Look through the data below and return each line where "type" appears.

--- Begin Stored rows ---

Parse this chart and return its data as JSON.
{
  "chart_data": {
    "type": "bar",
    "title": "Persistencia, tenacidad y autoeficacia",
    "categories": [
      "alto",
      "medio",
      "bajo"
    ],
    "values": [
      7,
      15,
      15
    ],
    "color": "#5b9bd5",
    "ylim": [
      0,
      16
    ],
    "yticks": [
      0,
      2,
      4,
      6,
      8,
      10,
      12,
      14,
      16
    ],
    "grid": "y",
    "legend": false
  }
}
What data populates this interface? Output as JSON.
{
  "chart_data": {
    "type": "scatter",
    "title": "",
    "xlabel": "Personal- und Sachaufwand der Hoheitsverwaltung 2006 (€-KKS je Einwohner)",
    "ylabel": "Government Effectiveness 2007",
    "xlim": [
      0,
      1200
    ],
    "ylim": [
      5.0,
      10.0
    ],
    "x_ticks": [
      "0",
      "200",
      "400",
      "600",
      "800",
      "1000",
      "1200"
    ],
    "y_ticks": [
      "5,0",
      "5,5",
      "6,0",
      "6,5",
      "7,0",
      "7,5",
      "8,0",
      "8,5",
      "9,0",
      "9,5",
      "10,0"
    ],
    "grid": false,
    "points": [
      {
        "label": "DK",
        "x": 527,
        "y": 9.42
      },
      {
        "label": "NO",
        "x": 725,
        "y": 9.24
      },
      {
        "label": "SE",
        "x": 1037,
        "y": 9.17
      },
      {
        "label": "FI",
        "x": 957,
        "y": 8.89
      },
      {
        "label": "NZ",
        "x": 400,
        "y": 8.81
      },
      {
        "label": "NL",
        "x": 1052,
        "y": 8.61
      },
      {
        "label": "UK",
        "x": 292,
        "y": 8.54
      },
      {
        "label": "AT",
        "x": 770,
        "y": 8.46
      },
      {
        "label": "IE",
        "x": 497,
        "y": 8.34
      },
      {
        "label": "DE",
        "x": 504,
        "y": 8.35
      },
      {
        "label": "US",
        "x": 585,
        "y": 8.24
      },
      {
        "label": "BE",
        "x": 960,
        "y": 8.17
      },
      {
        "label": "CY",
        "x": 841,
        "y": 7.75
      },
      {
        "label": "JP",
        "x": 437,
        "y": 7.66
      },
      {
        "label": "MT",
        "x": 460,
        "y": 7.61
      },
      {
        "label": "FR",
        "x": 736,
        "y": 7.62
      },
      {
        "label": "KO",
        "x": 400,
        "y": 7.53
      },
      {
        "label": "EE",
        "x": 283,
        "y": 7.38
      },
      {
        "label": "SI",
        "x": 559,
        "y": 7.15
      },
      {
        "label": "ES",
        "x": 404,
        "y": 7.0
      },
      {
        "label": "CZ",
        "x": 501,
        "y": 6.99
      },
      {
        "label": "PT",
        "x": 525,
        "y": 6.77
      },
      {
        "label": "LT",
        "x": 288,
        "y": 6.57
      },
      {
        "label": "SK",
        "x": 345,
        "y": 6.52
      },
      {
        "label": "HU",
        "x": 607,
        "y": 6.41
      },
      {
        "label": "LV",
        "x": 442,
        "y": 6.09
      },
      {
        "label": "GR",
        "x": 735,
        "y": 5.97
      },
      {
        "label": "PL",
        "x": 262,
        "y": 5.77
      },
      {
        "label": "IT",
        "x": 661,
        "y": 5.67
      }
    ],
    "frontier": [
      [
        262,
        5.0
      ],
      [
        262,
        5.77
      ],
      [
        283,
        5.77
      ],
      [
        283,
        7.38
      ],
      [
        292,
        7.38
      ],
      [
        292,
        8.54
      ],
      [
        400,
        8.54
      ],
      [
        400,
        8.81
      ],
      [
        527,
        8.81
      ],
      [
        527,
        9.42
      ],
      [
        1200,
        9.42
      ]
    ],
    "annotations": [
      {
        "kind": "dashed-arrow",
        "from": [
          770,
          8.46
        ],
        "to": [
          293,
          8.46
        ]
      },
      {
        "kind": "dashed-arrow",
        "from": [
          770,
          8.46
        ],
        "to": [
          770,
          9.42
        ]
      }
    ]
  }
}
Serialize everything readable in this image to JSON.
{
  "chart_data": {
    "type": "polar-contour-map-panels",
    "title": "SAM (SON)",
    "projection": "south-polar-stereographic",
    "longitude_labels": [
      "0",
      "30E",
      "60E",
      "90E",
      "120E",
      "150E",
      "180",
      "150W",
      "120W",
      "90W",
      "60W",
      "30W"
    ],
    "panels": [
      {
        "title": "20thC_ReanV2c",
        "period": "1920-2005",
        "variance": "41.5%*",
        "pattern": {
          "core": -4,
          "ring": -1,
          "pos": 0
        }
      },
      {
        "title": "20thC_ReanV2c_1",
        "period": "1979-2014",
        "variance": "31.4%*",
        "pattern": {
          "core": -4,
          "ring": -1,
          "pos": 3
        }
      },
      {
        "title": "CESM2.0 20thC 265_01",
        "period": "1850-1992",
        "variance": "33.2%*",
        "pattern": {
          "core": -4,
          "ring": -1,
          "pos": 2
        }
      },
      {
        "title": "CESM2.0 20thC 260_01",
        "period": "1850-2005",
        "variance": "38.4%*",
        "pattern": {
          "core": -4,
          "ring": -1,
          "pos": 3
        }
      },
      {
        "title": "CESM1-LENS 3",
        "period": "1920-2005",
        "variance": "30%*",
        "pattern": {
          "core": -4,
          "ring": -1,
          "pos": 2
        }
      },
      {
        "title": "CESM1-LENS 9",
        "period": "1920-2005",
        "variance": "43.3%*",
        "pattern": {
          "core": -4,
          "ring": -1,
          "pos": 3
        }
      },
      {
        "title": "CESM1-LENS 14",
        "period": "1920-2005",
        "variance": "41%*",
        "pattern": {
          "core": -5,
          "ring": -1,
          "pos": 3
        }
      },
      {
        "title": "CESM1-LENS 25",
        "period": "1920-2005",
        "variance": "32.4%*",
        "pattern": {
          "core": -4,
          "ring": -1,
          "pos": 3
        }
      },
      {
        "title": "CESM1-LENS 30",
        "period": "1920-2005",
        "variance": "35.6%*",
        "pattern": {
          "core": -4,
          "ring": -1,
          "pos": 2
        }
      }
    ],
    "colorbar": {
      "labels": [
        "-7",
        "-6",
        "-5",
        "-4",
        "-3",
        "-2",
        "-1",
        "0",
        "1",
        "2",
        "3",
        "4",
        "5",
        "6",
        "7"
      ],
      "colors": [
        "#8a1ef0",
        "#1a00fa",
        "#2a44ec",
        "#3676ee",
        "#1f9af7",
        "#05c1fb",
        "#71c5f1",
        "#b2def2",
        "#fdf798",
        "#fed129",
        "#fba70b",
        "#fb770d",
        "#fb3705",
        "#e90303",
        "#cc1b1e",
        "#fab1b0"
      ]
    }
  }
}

--- End Stored rows ---

Right answer:
    "type": "bar",
    "type": "scatter",
    "type": "polar-contour-map-panels",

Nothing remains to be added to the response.